In the listing below, count the lines containing the string "mobile" and state only the number.

[Data items]
------------------------------

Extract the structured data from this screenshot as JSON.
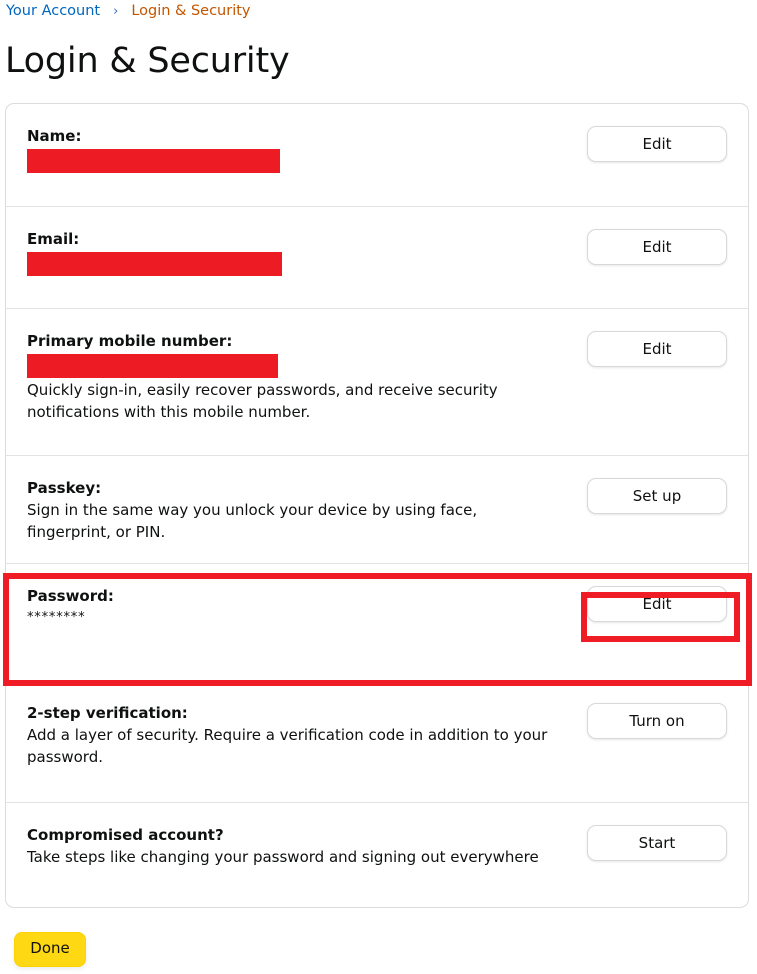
{
  "breadcrumb": {
    "parent_label": "Your Account",
    "separator": "›",
    "current_label": "Login & Security"
  },
  "page": {
    "title": "Login & Security"
  },
  "rows": [
    {
      "key": "name",
      "label": "Name:",
      "value_redacted": true,
      "description": "",
      "button_label": "Edit"
    },
    {
      "key": "email",
      "label": "Email:",
      "value_redacted": true,
      "description": "",
      "button_label": "Edit"
    },
    {
      "key": "mobile",
      "label": "Primary mobile number:",
      "value_redacted": true,
      "description": "Quickly sign-in, easily recover passwords, and receive security notifications with this mobile number.",
      "button_label": "Edit"
    },
    {
      "key": "passkey",
      "label": "Passkey:",
      "value_redacted": false,
      "description": "Sign in the same way you unlock your device by using face, fingerprint, or PIN.",
      "button_label": "Set up"
    },
    {
      "key": "password",
      "label": "Password:",
      "value_redacted": false,
      "masked_value": "********",
      "description": "",
      "button_label": "Edit"
    },
    {
      "key": "twostep",
      "label": "2-step verification:",
      "value_redacted": false,
      "description": "Add a layer of security. Require a verification code in addition to your password.",
      "button_label": "Turn on"
    },
    {
      "key": "compromised",
      "label": "Compromised account?",
      "value_redacted": false,
      "description": "Take steps like changing your password and signing out everywhere",
      "button_label": "Start"
    }
  ],
  "footer": {
    "done_label": "Done"
  },
  "colors": {
    "redaction": "#ed1c24",
    "annotation_highlight": "#ef1c25",
    "breadcrumb_link": "#0066c0",
    "breadcrumb_current": "#c45500",
    "primary_button": "#ffd814",
    "card_border": "#dcdcdc"
  }
}
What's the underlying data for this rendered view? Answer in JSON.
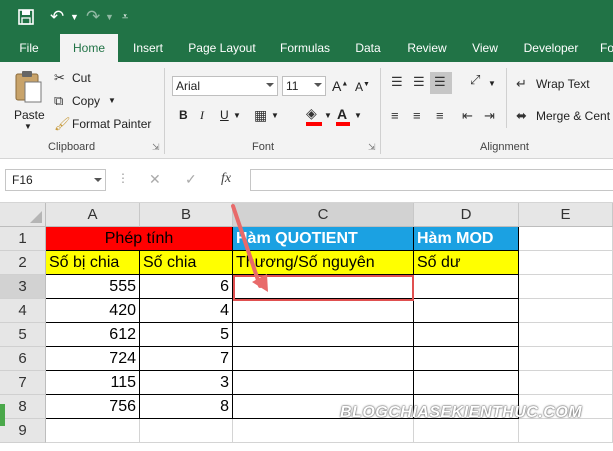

------------------------------

EXPECTED ANSWER:
3